§ **Direction**: Go through the records and give each one again exactly.

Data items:
========

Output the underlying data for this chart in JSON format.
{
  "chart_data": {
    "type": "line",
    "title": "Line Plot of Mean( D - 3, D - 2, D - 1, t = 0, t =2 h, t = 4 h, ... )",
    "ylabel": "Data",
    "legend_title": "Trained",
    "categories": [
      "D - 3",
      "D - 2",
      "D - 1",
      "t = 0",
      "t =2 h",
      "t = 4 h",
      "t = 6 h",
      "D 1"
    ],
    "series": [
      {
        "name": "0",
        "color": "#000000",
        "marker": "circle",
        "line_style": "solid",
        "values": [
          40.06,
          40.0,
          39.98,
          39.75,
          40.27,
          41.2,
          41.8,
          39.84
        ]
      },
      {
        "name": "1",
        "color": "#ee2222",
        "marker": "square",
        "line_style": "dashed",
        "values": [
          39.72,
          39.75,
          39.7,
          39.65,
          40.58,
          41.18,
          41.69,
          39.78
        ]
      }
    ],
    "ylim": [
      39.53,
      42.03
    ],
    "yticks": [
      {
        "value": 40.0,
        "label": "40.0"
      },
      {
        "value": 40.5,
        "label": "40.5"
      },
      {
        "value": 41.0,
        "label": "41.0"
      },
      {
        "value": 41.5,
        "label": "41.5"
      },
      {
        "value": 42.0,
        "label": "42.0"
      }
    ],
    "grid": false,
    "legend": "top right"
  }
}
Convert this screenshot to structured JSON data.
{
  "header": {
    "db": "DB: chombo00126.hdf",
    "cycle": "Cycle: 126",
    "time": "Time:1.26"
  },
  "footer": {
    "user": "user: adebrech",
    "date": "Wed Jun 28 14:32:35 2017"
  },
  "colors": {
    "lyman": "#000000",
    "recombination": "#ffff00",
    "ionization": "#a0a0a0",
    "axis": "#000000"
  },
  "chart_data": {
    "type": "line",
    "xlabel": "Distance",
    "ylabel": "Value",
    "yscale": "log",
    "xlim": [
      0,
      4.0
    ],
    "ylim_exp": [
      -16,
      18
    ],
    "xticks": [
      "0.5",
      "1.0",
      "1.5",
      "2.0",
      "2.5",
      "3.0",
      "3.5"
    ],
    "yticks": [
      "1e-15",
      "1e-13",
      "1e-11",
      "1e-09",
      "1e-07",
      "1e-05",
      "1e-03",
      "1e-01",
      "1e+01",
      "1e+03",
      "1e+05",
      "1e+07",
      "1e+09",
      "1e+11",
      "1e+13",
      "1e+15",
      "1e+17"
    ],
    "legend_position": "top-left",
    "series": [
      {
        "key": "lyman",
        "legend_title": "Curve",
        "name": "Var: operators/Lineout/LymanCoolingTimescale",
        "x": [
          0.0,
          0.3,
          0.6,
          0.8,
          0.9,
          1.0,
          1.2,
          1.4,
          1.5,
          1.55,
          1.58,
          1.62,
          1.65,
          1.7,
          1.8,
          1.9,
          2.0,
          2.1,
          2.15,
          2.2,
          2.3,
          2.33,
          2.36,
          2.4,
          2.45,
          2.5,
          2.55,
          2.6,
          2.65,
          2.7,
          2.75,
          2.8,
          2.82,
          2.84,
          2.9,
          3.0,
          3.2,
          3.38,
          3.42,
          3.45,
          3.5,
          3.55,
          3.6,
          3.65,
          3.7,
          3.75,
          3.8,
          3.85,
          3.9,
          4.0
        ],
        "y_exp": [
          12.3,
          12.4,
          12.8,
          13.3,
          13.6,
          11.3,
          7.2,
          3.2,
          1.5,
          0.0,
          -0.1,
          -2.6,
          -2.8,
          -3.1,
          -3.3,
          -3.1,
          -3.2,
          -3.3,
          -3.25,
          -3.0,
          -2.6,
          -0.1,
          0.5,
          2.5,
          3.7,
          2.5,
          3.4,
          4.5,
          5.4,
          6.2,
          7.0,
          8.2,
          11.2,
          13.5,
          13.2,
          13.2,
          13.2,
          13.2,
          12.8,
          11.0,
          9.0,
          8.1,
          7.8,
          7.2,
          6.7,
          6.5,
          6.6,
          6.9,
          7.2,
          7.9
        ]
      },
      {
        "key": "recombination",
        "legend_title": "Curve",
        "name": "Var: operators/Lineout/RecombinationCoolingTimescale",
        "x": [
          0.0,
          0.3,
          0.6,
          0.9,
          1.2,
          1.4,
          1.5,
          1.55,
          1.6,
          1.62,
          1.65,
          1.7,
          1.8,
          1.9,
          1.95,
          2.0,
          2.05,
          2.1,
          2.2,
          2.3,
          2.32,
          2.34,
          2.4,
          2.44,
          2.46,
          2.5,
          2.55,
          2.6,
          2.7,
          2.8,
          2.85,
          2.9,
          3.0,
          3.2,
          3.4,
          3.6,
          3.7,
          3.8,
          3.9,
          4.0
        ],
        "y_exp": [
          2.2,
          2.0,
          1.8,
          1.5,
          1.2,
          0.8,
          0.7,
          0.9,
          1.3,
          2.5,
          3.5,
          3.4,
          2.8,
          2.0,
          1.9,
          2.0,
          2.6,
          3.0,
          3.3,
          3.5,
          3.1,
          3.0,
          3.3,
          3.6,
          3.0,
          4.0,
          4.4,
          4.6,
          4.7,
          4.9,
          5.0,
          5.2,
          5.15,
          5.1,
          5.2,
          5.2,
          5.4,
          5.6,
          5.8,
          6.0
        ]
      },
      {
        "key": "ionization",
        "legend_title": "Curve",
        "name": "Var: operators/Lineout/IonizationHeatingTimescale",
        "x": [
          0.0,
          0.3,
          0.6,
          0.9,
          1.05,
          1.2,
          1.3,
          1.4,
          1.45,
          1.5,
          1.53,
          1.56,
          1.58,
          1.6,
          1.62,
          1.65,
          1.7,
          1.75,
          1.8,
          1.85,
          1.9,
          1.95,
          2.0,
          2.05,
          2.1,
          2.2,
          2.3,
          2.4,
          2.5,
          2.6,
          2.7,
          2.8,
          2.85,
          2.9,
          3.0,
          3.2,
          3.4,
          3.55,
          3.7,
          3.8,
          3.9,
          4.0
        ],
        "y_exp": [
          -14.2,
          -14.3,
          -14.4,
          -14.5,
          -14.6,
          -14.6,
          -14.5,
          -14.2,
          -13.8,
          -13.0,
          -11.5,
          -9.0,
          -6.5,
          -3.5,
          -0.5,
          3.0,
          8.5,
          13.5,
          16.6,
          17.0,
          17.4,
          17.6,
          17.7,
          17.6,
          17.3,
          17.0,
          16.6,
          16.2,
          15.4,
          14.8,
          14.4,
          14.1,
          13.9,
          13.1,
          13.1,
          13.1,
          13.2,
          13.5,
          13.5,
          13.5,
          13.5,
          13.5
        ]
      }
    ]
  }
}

========

§ **Answer to the problem**:
Output the underlying data for this chart in JSON format.
{
  "chart_data": {
    "type": "line",
    "title": "Line Plot of Mean( D - 3, D - 2, D - 1, t = 0, t =2 h, t = 4 h, ... )",
    "ylabel": "Data",
    "legend_title": "Trained",
    "categories": [
      "D - 3",
      "D - 2",
      "D - 1",
      "t = 0",
      "t =2 h",
      "t = 4 h",
      "t = 6 h",
      "D 1"
    ],
    "series": [
      {
        "name": "0",
        "color": "#000000",
        "marker": "circle",
        "line_style": "solid",
        "values": [
          40.06,
          40.0,
          39.98,
          39.75,
          40.27,
          41.2,
          41.8,
          39.84
        ]
      },
      {
        "name": "1",
        "color": "#ee2222",
        "marker": "square",
        "line_style": "dashed",
        "values": [
          39.72,
          39.75,
          39.7,
          39.65,
          40.58,
          41.18,
          41.69,
          39.78
        ]
      }
    ],
    "ylim": [
      39.53,
      42.03
    ],
    "yticks": [
      {
        "value": 40.0,
        "label": "40.0"
      },
      {
        "value": 40.5,
        "label": "40.5"
      },
      {
        "value": 41.0,
        "label": "41.0"
      },
      {
        "value": 41.5,
        "label": "41.5"
      },
      {
        "value": 42.0,
        "label": "42.0"
      }
    ],
    "grid": false,
    "legend": "top right"
  }
}
Convert this screenshot to structured JSON data.
{
  "header": {
    "db": "DB: chombo00126.hdf",
    "cycle": "Cycle: 126",
    "time": "Time:1.26"
  },
  "footer": {
    "user": "user: adebrech",
    "date": "Wed Jun 28 14:32:35 2017"
  },
  "colors": {
    "lyman": "#000000",
    "recombination": "#ffff00",
    "ionization": "#a0a0a0",
    "axis": "#000000"
  },
  "chart_data": {
    "type": "line",
    "xlabel": "Distance",
    "ylabel": "Value",
    "yscale": "log",
    "xlim": [
      0,
      4.0
    ],
    "ylim_exp": [
      -16,
      18
    ],
    "xticks": [
      "0.5",
      "1.0",
      "1.5",
      "2.0",
      "2.5",
      "3.0",
      "3.5"
    ],
    "yticks": [
      "1e-15",
      "1e-13",
      "1e-11",
      "1e-09",
      "1e-07",
      "1e-05",
      "1e-03",
      "1e-01",
      "1e+01",
      "1e+03",
      "1e+05",
      "1e+07",
      "1e+09",
      "1e+11",
      "1e+13",
      "1e+15",
      "1e+17"
    ],
    "legend_position": "top-left",
    "series": [
      {
        "key": "lyman",
        "legend_title": "Curve",
        "name": "Var: operators/Lineout/LymanCoolingTimescale",
        "x": [
          0.0,
          0.3,
          0.6,
          0.8,
          0.9,
          1.0,
          1.2,
          1.4,
          1.5,
          1.55,
          1.58,
          1.62,
          1.65,
          1.7,
          1.8,
          1.9,
          2.0,
          2.1,
          2.15,
          2.2,
          2.3,
          2.33,
          2.36,
          2.4,
          2.45,
          2.5,
          2.55,
          2.6,
          2.65,
          2.7,
          2.75,
          2.8,
          2.82,
          2.84,
          2.9,
          3.0,
          3.2,
          3.38,
          3.42,
          3.45,
          3.5,
          3.55,
          3.6,
          3.65,
          3.7,
          3.75,
          3.8,
          3.85,
          3.9,
          4.0
        ],
        "y_exp": [
          12.3,
          12.4,
          12.8,
          13.3,
          13.6,
          11.3,
          7.2,
          3.2,
          1.5,
          0.0,
          -0.1,
          -2.6,
          -2.8,
          -3.1,
          -3.3,
          -3.1,
          -3.2,
          -3.3,
          -3.25,
          -3.0,
          -2.6,
          -0.1,
          0.5,
          2.5,
          3.7,
          2.5,
          3.4,
          4.5,
          5.4,
          6.2,
          7.0,
          8.2,
          11.2,
          13.5,
          13.2,
          13.2,
          13.2,
          13.2,
          12.8,
          11.0,
          9.0,
          8.1,
          7.8,
          7.2,
          6.7,
          6.5,
          6.6,
          6.9,
          7.2,
          7.9
        ]
      },
      {
        "key": "recombination",
        "legend_title": "Curve",
        "name": "Var: operators/Lineout/RecombinationCoolingTimescale",
        "x": [
          0.0,
          0.3,
          0.6,
          0.9,
          1.2,
          1.4,
          1.5,
          1.55,
          1.6,
          1.62,
          1.65,
          1.7,
          1.8,
          1.9,
          1.95,
          2.0,
          2.05,
          2.1,
          2.2,
          2.3,
          2.32,
          2.34,
          2.4,
          2.44,
          2.46,
          2.5,
          2.55,
          2.6,
          2.7,
          2.8,
          2.85,
          2.9,
          3.0,
          3.2,
          3.4,
          3.6,
          3.7,
          3.8,
          3.9,
          4.0
        ],
        "y_exp": [
          2.2,
          2.0,
          1.8,
          1.5,
          1.2,
          0.8,
          0.7,
          0.9,
          1.3,
          2.5,
          3.5,
          3.4,
          2.8,
          2.0,
          1.9,
          2.0,
          2.6,
          3.0,
          3.3,
          3.5,
          3.1,
          3.0,
          3.3,
          3.6,
          3.0,
          4.0,
          4.4,
          4.6,
          4.7,
          4.9,
          5.0,
          5.2,
          5.15,
          5.1,
          5.2,
          5.2,
          5.4,
          5.6,
          5.8,
          6.0
        ]
      },
      {
        "key": "ionization",
        "legend_title": "Curve",
        "name": "Var: operators/Lineout/IonizationHeatingTimescale",
        "x": [
          0.0,
          0.3,
          0.6,
          0.9,
          1.05,
          1.2,
          1.3,
          1.4,
          1.45,
          1.5,
          1.53,
          1.56,
          1.58,
          1.6,
          1.62,
          1.65,
          1.7,
          1.75,
          1.8,
          1.85,
          1.9,
          1.95,
          2.0,
          2.05,
          2.1,
          2.2,
          2.3,
          2.4,
          2.5,
          2.6,
          2.7,
          2.8,
          2.85,
          2.9,
          3.0,
          3.2,
          3.4,
          3.55,
          3.7,
          3.8,
          3.9,
          4.0
        ],
        "y_exp": [
          -14.2,
          -14.3,
          -14.4,
          -14.5,
          -14.6,
          -14.6,
          -14.5,
          -14.2,
          -13.8,
          -13.0,
          -11.5,
          -9.0,
          -6.5,
          -3.5,
          -0.5,
          3.0,
          8.5,
          13.5,
          16.6,
          17.0,
          17.4,
          17.6,
          17.7,
          17.6,
          17.3,
          17.0,
          16.6,
          16.2,
          15.4,
          14.8,
          14.4,
          14.1,
          13.9,
          13.1,
          13.1,
          13.1,
          13.2,
          13.5,
          13.5,
          13.5,
          13.5,
          13.5
        ]
      }
    ]
  }
}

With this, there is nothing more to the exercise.